中田:はい。「鍋る?」では電通のPDM(People Driven Marketing®、“人”基点の統合マーケティング・フレームワーク)を使ったデータマーケティングで、顧客の購買と意識との関係性を読み取りました。そこから分かったことは、人が冬に「鍋を食べたい」と思う衝動は、いくつかに分けられるということでした。僕らはその分類を「モーメントクラスター」と呼んでいます。

月刊CX:「寒いから熱いものを食べたい」「余った野菜を消費したい」など、鍋を食べたくなる理由、つまりモーメントはさまざまであり、それをクラスターとしてとらえていくということですね。

中田:はい。データマーケティングでは、有望顧客をクラスター分類して、それぞれに最適化したコミュニケーションを仕掛けていくことが多いですよね。

「鍋る?」ではそれぞれのクラスターに対して個別にアプローチをかけることで、全体として「鍋を食べたいという衝動を日本中にあふれさせる」という作戦を提示したんです。「鍋る?」という作戦ワードの傘のもとに、さまざまな衝動にスイッチをオンにするクリエイティブジャンプを次々に起こしていきました。

月刊CX:中田さんは「鍋る?」の事例を「モーメント作戦型」と名付けていらっしゃいますね。事例の型を見つけ〇〇作戦とネーミングをするのは、面白いやり方だと思いました。

中田:これはコピーライターの経験からかもしれません。プロジェクトや企画に作戦名をネーミングすることは好きでよくやっています。

その理由は「今その瞬間の提案価値を明瞭にしたい」と考えているからです。それぞれに名前をつけてあげることで、どういう取り組みだったのかの変遷を振り返ることもできますし、スタッフ全体が同じ方向を向いて団結しやすくなるというメリットもあります。

企業アクションのすべてがCX。CXでブランディングする時代へ

月刊CX:近年、社会と企業がサステナブルな関係を築き、成長パートナーになることが重要だとよくいわれていますね。

中田:はい。大きな変わり目にある今、すべてのクライアントが自らの新しい存在意義を再構築していくことが大切です。社会と企業を新たな価値でつなぎなおす。そのアイデアとして、クリエイティブの仕事は重要度を増していくといわれています。

月刊CX:CXクリエイティブの役割も大きいですね。

※

* [設問の内容]:
(1) 本文について、次の問いに答えなさい。
(a) 人が冬に鍋を食べたいと思う衝動の分類を、中田さんたちは何と呼んでいますか。
(b) 中田さんは「鍋る?」の事例を何と名付けていますか。
(c) プロジェクトや企画に作戦名をつける理由として、中田さんは何を挙げていますか。
(2) 本文の内容を二文でまとめなさい。
(3) 「鍋る?」とCXをめぐる本文の対話を、最後の発言の後から書き継ぎなさい。
この後に示す行は、ここでは使いません。

* [データ抜粋]:
※

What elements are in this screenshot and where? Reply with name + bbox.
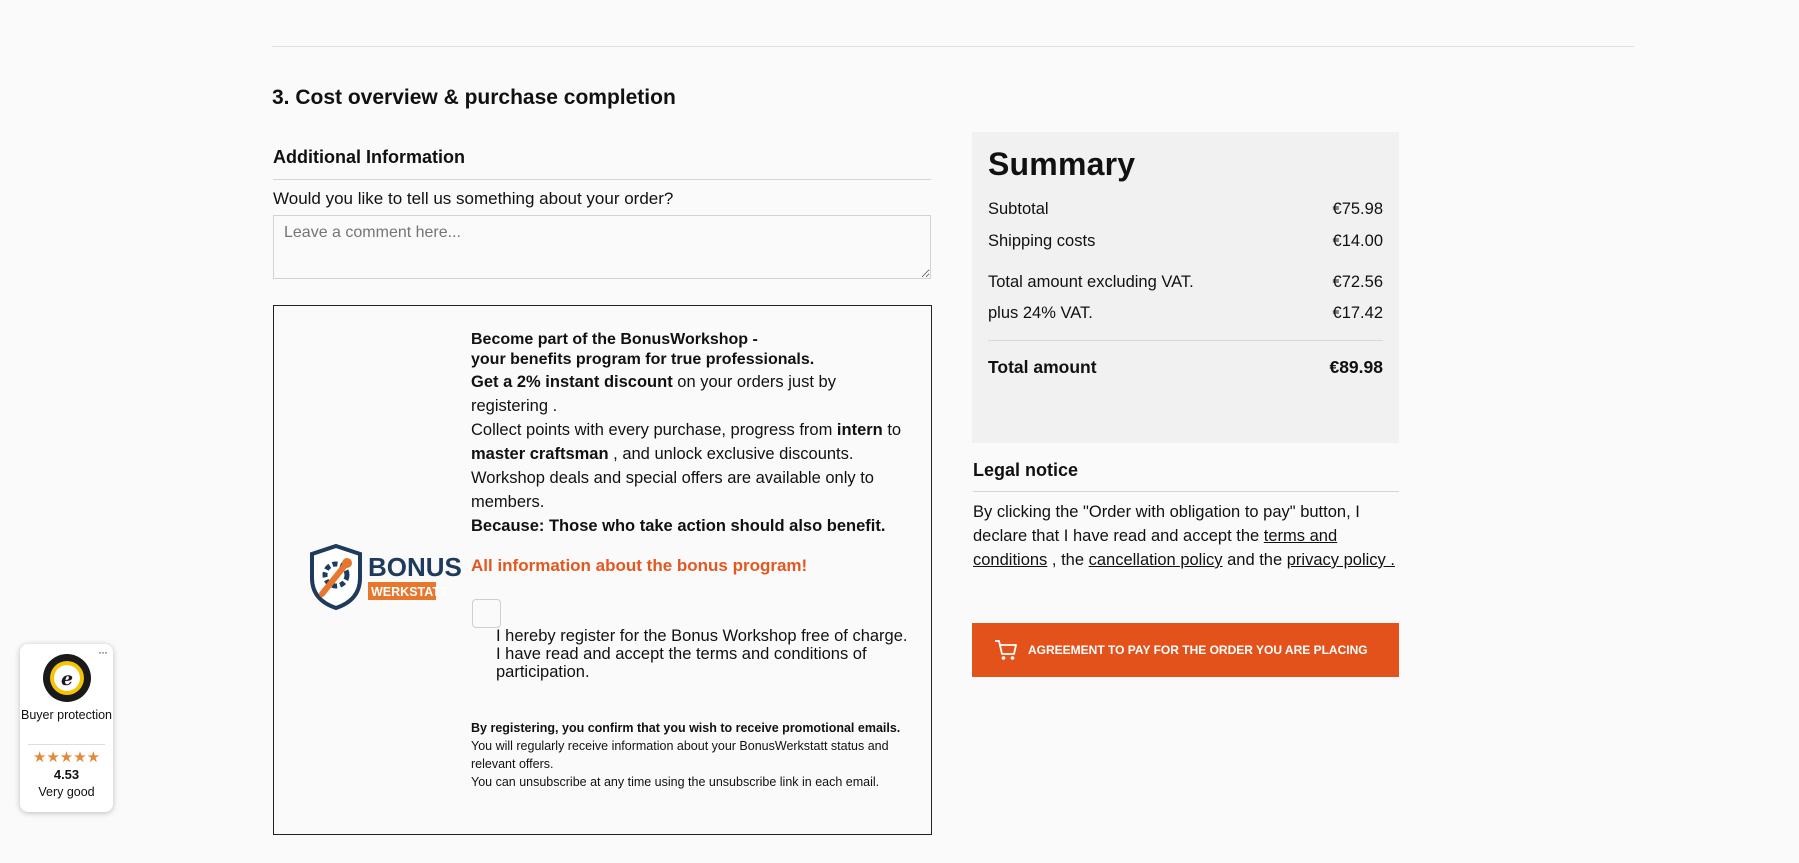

※

* [解答一覧]:
(1)
(a) モーメントクラスター
(b) モーメント作戦型
(c) 「今その瞬間の提案価値を明瞭にしたい」と考えているから

(2) 「鍋る?」では、電通のPDMを使ったデータマーケティングによって、冬に鍋を食べたくなる衝動をいくつかの「モーメントクラスター」に分けた。そのうえでそれぞれに個別にアプローチし、鍋を食べたいという衝動を日本中にあふれさせる作戦をとり、中田さんはこの事例を「モーメント作戦型」と名付けている。

(3)
中田:はい。とても大きいと思います。クライアントのトップと対峙(たいじ)しながら、大きな目的地を共有するだけでなく、最終的には社会に対するアクションやコミュニケーションまで全部引き受けていく存在になる。そのためには、生活者への理解を深めて、複数ある課題の中から核となるものにフォーカスするプロセスが大事です。その一つの手段として、データマーケティングが有力だと考えています。

月刊CX:CXクリエイティブにとって、データマーケティングは手段であり、目的ではないと。

中田:はい。データマーケティングというのは、それ自体が目的というより、すべてクリエイティビティを実現するためにあるといいなと思っています。

月刊CX:中田さんは、どうやってCXクリエイティブをつくっていきますか?

中田:僕らがやっているメソッドは、実施したクリエイティブアクションに対してデータで良し悪しが評価できるので、マーケティングやクリエイティブの知見をストックできます。つまり、企業やブランドのアクションを単発で考えるのではなく、その事業が拡張していくストーリーを考えた上で、そこに心に残るクリエイティブアクションを、経験値を加えながら一つ一つ積み重ねていける。

実は、このアクションの総体がCXであり、この蓄積こそが、これからの企業ブランディングそのものになっていく、と考えています。

月刊CX:CXクリエイティブは、企業やブランドの価値に共鳴して応援したいと思ってもらえるような可能性を秘めているのですね。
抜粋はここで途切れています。